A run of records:
----

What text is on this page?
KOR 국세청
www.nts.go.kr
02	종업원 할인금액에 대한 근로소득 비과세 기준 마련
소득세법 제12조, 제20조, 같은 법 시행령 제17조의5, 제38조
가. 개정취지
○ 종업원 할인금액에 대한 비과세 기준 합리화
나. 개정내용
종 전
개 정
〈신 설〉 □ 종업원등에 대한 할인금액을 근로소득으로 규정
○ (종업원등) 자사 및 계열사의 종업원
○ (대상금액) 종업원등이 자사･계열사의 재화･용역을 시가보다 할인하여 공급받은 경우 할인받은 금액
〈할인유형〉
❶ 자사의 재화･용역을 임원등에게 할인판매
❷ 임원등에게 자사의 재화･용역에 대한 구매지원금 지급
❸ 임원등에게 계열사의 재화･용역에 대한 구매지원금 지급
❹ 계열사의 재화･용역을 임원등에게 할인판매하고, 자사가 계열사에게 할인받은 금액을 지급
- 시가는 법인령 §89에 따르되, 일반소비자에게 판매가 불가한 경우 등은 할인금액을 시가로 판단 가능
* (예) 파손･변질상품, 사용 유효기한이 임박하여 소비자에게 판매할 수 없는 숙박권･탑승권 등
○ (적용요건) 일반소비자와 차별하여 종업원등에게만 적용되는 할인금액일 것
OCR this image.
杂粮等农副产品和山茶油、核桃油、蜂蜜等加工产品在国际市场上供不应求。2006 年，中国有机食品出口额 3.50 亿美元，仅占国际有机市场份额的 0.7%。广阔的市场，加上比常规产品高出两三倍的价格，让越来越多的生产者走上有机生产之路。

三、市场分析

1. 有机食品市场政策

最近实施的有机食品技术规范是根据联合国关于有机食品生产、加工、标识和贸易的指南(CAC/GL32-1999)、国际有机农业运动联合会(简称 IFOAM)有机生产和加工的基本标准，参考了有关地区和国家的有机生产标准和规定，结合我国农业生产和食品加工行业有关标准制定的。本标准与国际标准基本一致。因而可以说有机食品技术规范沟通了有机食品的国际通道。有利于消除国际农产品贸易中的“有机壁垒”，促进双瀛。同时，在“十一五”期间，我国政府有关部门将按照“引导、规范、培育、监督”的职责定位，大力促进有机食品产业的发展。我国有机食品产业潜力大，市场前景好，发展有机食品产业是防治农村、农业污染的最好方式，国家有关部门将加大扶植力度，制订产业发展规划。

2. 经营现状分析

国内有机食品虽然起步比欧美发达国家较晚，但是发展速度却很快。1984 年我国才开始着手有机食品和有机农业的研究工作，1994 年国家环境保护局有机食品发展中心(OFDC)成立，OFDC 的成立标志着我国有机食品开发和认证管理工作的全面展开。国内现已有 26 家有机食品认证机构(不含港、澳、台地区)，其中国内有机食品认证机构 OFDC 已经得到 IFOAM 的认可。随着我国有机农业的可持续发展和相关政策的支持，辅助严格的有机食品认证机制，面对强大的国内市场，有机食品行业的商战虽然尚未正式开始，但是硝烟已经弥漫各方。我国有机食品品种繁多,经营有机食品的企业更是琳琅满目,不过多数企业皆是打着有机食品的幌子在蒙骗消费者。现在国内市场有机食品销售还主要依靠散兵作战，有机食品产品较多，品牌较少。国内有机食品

----

Work to do:
Every line of the listing that holds "임원등에게" should be found and copied.

Answer to this task:
❶ 자사의 재화･용역을 임원등에게 할인판매
❷ 임원등에게 자사의 재화･용역에 대한 구매지원금 지급
❸ 임원등에게 계열사의 재화･용역에 대한 구매지원금 지급
❹ 계열사의 재화･용역을 임원등에게 할인판매하고, 자사가 계열사에게 할인받은 금액을 지급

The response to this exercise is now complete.